Problem to solve: Look through the data below. Pick out the lines holding the string "Emmissions".

___ Dataset content

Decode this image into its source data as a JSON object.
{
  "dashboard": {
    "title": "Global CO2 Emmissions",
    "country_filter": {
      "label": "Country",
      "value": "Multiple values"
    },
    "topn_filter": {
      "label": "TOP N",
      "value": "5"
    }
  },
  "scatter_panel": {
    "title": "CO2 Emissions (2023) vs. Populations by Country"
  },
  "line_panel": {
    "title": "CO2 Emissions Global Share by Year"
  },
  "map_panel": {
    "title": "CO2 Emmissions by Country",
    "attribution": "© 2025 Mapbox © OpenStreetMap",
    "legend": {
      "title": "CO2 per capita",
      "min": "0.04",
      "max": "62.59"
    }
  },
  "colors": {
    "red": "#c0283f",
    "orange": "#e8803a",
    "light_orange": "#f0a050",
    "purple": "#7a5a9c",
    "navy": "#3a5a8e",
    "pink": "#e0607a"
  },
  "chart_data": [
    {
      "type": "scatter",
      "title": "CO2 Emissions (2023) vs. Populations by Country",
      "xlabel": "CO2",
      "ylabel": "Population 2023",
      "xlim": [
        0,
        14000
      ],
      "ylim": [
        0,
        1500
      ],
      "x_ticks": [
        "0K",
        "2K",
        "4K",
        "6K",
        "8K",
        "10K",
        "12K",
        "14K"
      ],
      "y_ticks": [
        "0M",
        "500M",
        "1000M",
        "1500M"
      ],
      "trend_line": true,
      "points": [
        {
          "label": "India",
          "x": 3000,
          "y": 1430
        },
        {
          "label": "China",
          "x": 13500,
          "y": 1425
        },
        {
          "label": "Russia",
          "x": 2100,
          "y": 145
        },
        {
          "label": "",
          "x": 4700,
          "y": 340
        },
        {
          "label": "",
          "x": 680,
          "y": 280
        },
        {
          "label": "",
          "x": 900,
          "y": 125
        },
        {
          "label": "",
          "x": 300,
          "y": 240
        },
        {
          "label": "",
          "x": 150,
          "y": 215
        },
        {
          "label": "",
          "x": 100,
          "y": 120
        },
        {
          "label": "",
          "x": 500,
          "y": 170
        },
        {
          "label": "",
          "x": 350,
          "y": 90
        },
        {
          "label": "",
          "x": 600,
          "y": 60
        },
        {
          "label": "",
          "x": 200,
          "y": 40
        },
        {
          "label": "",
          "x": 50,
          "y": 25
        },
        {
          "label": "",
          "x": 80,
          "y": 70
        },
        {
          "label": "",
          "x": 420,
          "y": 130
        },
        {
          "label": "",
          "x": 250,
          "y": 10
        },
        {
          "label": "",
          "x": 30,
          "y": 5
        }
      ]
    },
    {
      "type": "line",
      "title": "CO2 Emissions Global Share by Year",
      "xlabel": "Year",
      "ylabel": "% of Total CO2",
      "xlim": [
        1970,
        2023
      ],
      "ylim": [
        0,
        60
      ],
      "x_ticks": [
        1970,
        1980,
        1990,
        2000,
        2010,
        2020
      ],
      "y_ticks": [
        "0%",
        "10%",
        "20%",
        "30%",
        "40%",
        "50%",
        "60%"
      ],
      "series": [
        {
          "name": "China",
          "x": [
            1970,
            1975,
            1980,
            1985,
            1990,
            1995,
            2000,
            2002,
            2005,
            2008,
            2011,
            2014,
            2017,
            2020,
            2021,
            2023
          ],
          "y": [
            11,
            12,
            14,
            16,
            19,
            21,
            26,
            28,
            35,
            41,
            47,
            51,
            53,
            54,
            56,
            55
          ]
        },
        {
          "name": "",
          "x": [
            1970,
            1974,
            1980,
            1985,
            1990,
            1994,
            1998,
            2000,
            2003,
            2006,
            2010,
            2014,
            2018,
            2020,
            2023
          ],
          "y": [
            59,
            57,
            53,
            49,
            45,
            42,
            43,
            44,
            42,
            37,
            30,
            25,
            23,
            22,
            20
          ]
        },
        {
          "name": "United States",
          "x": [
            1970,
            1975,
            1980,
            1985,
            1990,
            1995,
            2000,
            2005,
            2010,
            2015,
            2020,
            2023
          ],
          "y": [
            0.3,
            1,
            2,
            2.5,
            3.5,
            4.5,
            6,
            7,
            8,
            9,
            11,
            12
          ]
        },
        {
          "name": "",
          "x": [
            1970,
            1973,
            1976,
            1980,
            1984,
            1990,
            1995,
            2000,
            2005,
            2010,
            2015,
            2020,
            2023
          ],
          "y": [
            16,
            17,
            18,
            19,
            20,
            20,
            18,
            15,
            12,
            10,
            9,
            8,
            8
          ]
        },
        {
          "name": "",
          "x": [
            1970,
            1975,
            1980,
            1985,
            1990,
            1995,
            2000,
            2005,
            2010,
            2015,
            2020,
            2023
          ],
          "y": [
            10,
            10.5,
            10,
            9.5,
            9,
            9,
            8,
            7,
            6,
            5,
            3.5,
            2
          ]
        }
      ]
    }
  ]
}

______

Task result:
    "title": "Global CO2 Emmissions",
    "title": "CO2 Emmissions by Country",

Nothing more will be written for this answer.